**JOB:** From the entries below, copy out every line with "Nitrification" in it.

Collected data entries
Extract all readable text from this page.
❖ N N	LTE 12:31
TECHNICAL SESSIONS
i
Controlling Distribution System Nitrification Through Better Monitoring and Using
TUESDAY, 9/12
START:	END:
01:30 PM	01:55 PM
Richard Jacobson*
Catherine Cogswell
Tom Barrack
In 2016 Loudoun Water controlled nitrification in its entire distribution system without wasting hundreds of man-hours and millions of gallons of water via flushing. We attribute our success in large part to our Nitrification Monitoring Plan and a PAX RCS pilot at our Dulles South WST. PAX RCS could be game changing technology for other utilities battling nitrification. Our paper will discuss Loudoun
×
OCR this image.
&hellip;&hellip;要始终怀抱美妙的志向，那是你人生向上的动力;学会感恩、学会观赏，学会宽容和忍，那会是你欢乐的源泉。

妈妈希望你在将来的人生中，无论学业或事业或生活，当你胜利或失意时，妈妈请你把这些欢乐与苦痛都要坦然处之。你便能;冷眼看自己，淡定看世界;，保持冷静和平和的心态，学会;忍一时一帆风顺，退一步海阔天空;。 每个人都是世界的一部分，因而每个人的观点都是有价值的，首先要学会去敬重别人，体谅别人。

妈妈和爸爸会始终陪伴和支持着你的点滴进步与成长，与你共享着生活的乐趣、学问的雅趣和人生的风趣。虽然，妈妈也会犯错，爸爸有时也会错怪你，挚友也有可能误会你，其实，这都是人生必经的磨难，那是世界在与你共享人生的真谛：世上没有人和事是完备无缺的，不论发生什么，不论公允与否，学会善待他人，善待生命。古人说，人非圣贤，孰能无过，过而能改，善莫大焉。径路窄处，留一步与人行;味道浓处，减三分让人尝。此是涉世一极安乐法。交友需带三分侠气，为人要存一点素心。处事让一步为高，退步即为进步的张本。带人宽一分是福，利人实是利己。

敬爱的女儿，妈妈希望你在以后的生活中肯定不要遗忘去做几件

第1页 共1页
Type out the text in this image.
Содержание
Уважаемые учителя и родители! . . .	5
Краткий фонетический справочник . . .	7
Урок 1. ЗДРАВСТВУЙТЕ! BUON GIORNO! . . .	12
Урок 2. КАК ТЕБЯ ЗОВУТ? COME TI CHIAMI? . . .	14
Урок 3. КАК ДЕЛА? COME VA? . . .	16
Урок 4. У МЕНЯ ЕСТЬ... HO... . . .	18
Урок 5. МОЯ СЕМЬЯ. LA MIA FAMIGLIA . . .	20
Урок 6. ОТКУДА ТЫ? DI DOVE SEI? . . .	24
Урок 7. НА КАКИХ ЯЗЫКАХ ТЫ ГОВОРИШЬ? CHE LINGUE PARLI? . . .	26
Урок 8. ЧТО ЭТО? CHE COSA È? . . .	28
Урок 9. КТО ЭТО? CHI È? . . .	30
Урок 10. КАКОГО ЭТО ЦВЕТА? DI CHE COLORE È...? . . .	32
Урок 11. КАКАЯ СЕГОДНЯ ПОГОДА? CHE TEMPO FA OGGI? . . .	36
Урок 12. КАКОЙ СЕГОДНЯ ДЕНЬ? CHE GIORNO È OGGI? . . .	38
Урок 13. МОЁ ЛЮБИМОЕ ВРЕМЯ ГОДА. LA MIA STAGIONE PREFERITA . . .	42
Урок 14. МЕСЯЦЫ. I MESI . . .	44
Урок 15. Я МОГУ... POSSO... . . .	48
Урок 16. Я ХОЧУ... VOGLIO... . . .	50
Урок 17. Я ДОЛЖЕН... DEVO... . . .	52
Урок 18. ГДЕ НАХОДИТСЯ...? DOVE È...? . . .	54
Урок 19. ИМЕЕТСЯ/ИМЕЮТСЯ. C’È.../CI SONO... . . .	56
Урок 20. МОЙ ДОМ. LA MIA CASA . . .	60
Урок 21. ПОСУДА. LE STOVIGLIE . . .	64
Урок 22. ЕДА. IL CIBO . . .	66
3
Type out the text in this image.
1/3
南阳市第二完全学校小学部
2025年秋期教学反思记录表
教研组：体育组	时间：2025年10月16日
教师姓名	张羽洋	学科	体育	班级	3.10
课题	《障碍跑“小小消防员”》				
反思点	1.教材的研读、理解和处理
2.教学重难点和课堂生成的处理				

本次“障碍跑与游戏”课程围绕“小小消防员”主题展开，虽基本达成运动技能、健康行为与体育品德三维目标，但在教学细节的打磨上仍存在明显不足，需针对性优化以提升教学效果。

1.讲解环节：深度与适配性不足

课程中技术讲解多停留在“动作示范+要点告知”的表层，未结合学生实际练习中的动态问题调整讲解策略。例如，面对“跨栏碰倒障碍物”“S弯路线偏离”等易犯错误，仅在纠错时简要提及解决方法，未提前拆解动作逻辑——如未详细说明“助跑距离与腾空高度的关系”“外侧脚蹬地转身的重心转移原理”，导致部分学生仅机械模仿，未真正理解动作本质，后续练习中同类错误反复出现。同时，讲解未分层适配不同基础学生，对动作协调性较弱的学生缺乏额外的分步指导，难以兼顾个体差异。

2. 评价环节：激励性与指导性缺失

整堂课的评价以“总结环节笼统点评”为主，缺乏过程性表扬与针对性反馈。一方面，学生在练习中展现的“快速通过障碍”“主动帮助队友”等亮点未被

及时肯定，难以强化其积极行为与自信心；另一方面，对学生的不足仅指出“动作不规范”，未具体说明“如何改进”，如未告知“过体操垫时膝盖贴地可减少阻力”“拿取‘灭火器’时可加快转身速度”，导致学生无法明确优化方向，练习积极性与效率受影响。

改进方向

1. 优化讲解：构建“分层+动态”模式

**OUTPUT OF THE EXERCISE:**
Controlling Distribution System Nitrification Through Better Monitoring and Using
In 2016 Loudoun Water controlled nitrification in its entire distribution system without wasting hundreds of man-hours and millions of gallons of water via flushing. We attribute our success in large part to our Nitrification Monitoring Plan and a PAX RCS pilot at our Dulles South WST. PAX RCS could be game changing technology for other utilities battling nitrification. Our paper will discuss Loudoun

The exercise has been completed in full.